## TO DO
Copy out each line containing "Regulation" from the entries below.
.....
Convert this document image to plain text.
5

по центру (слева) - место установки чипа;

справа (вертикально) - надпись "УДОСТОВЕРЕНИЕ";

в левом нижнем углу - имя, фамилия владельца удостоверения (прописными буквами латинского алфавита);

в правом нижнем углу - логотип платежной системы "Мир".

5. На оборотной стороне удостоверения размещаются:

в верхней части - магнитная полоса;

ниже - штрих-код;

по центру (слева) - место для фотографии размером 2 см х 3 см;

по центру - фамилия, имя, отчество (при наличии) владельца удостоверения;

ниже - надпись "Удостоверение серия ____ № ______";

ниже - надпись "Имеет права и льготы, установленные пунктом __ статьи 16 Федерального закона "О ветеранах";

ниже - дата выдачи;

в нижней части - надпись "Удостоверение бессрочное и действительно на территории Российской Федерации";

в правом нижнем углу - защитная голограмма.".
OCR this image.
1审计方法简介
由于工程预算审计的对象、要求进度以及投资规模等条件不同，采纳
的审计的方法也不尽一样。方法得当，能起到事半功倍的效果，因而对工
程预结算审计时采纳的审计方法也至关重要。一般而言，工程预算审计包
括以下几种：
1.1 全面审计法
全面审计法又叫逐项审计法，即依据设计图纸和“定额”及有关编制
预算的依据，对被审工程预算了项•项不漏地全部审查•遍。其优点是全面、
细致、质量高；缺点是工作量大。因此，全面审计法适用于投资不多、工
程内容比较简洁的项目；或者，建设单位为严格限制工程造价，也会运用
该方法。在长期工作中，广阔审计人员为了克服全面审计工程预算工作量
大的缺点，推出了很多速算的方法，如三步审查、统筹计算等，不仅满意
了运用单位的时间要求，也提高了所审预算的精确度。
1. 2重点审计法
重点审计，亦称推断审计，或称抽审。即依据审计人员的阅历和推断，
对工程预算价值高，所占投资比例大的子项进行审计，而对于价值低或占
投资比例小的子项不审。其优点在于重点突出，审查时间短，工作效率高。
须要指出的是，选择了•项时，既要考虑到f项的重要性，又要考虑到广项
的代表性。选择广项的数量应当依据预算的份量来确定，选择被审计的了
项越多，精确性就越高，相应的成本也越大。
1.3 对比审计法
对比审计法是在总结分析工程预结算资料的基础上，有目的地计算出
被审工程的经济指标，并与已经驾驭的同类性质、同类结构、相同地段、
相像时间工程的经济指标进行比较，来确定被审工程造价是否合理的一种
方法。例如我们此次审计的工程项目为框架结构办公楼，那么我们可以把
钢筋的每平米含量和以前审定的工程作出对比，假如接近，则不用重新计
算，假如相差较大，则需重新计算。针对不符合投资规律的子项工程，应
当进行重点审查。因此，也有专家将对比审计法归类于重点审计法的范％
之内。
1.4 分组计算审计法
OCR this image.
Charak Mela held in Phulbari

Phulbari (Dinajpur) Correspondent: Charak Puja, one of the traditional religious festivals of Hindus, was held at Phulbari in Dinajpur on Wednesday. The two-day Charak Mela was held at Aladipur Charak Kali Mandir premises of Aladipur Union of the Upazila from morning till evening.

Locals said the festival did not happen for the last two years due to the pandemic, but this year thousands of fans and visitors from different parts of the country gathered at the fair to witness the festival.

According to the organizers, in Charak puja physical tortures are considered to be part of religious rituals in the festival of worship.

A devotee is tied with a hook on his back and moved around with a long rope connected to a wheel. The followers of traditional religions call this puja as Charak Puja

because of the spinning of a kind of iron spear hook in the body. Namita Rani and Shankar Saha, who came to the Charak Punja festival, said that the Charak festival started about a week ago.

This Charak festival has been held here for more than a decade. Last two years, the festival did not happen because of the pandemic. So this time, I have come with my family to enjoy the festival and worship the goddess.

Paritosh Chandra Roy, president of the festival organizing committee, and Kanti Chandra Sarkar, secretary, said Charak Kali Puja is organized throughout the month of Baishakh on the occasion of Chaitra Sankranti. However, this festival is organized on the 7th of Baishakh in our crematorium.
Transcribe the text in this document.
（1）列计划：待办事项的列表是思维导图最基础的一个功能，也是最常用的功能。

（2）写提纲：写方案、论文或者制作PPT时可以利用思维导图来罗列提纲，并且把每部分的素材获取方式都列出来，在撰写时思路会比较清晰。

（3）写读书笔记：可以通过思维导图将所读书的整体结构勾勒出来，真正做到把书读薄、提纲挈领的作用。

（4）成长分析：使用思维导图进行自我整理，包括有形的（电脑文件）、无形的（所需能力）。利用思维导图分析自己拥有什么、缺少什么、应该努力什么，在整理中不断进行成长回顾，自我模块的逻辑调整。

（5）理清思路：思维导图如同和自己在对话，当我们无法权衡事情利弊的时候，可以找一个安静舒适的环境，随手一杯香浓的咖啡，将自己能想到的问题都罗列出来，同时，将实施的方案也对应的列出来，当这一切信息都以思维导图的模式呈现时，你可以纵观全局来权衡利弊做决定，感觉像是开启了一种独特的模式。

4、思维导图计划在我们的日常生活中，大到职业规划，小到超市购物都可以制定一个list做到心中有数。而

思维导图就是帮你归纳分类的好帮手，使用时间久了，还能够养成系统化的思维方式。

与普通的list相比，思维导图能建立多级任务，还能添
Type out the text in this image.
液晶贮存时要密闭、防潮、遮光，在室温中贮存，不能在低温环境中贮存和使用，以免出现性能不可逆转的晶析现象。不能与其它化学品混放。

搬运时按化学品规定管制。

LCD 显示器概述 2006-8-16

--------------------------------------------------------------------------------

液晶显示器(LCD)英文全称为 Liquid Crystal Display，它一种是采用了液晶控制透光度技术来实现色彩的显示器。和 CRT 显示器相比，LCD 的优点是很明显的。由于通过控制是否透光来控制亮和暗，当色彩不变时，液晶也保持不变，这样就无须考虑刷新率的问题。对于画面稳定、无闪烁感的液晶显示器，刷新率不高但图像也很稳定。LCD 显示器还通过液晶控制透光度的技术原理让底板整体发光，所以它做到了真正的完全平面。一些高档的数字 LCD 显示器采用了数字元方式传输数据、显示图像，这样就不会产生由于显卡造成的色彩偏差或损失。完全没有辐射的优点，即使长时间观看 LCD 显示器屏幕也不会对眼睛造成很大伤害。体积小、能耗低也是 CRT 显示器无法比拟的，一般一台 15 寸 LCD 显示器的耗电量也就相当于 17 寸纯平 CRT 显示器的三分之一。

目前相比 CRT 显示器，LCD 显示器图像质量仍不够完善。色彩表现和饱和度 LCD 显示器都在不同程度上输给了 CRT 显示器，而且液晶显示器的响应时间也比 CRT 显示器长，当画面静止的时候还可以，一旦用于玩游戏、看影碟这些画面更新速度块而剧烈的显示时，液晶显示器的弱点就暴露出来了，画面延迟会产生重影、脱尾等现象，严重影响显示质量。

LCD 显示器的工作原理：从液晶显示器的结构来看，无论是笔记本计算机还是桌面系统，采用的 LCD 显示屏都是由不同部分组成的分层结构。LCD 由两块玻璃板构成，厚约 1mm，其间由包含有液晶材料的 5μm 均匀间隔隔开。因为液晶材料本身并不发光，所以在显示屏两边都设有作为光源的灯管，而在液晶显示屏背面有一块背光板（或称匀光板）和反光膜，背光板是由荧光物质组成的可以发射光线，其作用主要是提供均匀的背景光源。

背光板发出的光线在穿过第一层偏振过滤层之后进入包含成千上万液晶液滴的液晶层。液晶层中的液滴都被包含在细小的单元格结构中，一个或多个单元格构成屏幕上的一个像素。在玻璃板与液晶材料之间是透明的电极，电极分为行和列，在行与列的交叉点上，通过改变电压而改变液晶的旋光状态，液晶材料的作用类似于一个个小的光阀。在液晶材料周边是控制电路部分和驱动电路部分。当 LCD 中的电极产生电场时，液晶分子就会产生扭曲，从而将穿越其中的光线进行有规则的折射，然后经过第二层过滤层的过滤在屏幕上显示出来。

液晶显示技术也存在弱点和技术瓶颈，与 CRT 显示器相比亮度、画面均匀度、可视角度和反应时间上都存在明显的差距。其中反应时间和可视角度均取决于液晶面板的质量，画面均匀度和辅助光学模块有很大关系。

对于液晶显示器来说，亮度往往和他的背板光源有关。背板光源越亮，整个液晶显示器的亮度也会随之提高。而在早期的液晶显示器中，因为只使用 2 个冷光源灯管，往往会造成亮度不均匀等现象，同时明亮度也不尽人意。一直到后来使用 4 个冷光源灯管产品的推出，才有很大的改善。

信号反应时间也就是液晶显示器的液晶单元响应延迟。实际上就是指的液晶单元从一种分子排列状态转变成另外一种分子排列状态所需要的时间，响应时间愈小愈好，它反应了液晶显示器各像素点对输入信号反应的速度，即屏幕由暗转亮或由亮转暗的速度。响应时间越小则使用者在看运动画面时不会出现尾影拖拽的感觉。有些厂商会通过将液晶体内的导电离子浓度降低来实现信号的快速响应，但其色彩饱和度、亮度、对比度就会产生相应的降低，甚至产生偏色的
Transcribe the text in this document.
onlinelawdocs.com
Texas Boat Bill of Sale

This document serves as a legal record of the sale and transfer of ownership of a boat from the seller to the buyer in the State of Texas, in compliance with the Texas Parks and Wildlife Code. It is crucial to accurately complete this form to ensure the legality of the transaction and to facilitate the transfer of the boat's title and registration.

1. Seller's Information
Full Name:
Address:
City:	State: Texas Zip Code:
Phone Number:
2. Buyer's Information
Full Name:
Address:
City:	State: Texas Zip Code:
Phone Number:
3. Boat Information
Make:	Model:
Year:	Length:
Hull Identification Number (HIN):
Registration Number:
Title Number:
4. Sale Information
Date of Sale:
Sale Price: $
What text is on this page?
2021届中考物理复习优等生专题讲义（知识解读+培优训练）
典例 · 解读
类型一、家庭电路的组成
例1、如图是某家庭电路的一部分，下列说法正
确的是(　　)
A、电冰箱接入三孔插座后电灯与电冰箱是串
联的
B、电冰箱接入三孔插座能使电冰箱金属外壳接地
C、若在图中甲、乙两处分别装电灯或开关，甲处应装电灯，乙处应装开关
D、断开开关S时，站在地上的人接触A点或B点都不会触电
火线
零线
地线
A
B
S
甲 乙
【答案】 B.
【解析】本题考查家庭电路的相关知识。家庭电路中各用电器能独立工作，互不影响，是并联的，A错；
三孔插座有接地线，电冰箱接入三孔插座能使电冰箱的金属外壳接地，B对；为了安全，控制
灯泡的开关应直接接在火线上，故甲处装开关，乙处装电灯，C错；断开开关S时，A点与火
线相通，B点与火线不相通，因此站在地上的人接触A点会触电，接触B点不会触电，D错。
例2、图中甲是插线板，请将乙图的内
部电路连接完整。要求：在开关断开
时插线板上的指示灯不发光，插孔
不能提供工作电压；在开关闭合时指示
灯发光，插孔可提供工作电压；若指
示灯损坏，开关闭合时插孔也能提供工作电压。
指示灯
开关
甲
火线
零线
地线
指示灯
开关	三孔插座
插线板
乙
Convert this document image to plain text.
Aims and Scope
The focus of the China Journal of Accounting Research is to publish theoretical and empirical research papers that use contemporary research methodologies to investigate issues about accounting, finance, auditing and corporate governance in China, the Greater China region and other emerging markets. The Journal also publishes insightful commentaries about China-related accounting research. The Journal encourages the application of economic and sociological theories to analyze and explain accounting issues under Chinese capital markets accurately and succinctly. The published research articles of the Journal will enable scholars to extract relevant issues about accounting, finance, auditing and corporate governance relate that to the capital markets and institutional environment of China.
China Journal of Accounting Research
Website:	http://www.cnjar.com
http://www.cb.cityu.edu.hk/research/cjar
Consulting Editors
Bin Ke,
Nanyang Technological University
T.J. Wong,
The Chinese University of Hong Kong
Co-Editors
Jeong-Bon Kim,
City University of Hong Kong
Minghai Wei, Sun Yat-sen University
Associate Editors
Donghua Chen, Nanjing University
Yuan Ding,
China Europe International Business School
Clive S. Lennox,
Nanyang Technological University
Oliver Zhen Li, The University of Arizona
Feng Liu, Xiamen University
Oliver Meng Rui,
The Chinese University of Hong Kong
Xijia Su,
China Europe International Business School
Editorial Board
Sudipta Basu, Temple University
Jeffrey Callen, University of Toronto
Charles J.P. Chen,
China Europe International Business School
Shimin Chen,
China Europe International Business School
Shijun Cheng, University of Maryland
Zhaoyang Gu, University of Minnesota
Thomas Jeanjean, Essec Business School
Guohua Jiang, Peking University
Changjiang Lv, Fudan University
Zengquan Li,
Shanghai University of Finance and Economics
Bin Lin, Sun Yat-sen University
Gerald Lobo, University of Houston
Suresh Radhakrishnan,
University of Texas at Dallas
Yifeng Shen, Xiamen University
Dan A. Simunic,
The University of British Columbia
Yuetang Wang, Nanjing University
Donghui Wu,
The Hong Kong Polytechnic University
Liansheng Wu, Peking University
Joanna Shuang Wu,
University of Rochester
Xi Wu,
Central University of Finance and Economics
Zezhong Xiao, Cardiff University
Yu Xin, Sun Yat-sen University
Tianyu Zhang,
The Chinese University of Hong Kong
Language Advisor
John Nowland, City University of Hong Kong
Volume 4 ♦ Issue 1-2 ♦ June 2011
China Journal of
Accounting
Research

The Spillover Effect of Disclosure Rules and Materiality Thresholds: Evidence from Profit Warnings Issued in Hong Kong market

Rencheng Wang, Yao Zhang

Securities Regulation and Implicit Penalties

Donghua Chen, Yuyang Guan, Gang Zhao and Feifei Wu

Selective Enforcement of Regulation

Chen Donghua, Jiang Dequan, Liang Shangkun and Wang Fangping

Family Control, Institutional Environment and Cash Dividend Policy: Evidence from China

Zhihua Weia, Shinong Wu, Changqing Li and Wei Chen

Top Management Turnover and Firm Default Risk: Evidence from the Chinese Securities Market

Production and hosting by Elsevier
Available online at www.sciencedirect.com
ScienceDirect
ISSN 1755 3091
.....
## RESULT OF THIS TASK
Securities Regulation and Implicit Penalties
Selective Enforcement of Regulation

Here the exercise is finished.